*Problem to solve*
Where a line holds the string "Comm", return that line.

*Entries provided*
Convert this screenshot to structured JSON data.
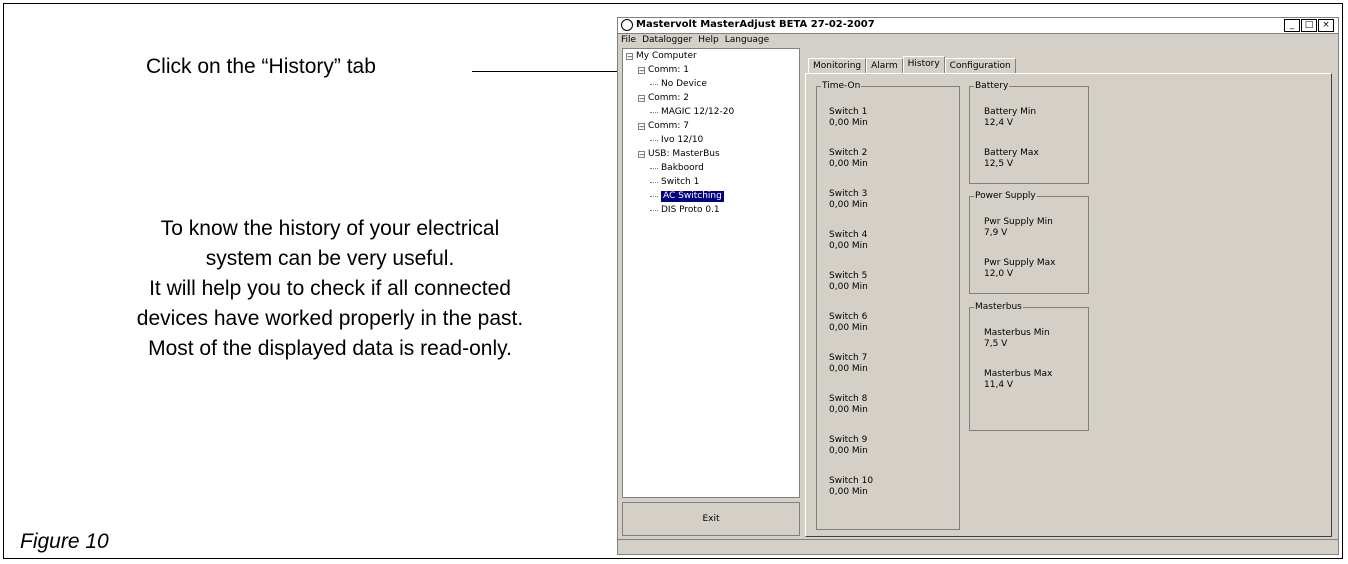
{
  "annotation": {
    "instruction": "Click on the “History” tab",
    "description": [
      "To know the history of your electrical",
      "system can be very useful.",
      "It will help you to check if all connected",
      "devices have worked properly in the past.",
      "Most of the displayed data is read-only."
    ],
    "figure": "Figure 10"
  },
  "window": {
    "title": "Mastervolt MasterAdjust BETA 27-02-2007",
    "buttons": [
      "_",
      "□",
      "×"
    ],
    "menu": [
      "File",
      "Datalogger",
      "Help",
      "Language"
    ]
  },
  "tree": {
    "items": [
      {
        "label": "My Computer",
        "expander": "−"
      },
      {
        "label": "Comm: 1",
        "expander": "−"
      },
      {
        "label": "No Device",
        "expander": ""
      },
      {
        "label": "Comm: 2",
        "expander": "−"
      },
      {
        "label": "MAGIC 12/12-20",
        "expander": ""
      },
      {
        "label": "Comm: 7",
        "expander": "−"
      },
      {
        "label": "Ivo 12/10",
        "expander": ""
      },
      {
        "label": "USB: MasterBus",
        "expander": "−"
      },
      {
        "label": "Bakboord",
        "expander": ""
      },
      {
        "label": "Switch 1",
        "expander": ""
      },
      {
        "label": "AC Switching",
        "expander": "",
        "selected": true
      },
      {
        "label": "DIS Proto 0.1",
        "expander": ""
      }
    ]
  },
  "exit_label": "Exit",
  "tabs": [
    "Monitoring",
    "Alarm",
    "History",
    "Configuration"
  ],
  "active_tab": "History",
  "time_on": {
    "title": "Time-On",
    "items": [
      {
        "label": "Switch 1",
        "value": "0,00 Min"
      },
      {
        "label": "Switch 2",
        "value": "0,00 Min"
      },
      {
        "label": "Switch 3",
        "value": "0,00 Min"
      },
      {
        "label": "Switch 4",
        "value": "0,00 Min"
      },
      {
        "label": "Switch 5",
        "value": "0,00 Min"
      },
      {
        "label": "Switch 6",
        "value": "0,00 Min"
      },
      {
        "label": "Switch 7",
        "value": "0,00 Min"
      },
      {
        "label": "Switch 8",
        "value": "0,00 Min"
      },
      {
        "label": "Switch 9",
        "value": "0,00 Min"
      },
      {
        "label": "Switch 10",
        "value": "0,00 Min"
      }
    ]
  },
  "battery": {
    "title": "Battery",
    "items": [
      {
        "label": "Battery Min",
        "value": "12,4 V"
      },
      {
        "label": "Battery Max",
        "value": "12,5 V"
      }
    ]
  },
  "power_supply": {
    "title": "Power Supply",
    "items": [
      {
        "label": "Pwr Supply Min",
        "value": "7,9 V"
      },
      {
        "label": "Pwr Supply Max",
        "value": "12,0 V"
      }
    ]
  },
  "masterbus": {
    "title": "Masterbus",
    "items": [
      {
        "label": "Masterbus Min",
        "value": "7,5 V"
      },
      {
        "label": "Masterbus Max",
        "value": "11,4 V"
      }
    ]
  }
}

==

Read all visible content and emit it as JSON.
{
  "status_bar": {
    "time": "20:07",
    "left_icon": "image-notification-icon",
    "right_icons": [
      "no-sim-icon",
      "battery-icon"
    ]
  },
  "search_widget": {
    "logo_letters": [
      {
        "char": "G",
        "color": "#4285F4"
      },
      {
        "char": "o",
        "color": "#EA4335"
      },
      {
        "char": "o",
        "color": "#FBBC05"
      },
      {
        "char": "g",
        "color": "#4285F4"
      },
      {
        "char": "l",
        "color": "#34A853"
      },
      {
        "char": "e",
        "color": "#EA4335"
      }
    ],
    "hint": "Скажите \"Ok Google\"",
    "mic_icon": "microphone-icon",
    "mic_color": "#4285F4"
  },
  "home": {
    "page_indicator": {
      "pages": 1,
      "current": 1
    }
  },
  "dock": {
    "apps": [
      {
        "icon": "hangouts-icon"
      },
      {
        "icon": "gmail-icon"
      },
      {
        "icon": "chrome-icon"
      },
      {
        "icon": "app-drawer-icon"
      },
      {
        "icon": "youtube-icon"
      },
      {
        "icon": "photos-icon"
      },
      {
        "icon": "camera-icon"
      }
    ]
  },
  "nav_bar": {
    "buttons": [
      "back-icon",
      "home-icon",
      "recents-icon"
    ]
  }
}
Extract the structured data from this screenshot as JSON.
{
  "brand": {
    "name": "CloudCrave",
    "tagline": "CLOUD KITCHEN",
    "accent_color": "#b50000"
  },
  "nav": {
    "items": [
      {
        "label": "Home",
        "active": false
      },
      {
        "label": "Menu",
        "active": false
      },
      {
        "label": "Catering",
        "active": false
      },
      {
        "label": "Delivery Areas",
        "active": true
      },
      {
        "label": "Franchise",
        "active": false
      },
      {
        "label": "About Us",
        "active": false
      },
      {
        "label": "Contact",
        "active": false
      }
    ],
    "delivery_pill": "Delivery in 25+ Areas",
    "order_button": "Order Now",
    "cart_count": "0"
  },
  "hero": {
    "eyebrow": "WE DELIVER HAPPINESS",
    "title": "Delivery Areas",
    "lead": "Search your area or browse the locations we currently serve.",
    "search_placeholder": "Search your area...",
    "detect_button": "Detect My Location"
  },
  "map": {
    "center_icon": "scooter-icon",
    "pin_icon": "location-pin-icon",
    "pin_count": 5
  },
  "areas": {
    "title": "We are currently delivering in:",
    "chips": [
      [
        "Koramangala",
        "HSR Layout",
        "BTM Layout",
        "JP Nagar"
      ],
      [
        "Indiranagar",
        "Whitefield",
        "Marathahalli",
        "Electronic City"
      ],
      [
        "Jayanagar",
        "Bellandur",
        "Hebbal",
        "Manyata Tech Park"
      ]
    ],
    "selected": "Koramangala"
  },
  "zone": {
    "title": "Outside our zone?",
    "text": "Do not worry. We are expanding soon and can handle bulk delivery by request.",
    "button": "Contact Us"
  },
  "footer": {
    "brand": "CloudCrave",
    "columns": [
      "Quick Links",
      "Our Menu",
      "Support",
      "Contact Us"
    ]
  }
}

*Answer in full*
        "label": "Comm: 1",
        "label": "Comm: 2",
        "label": "Comm: 7",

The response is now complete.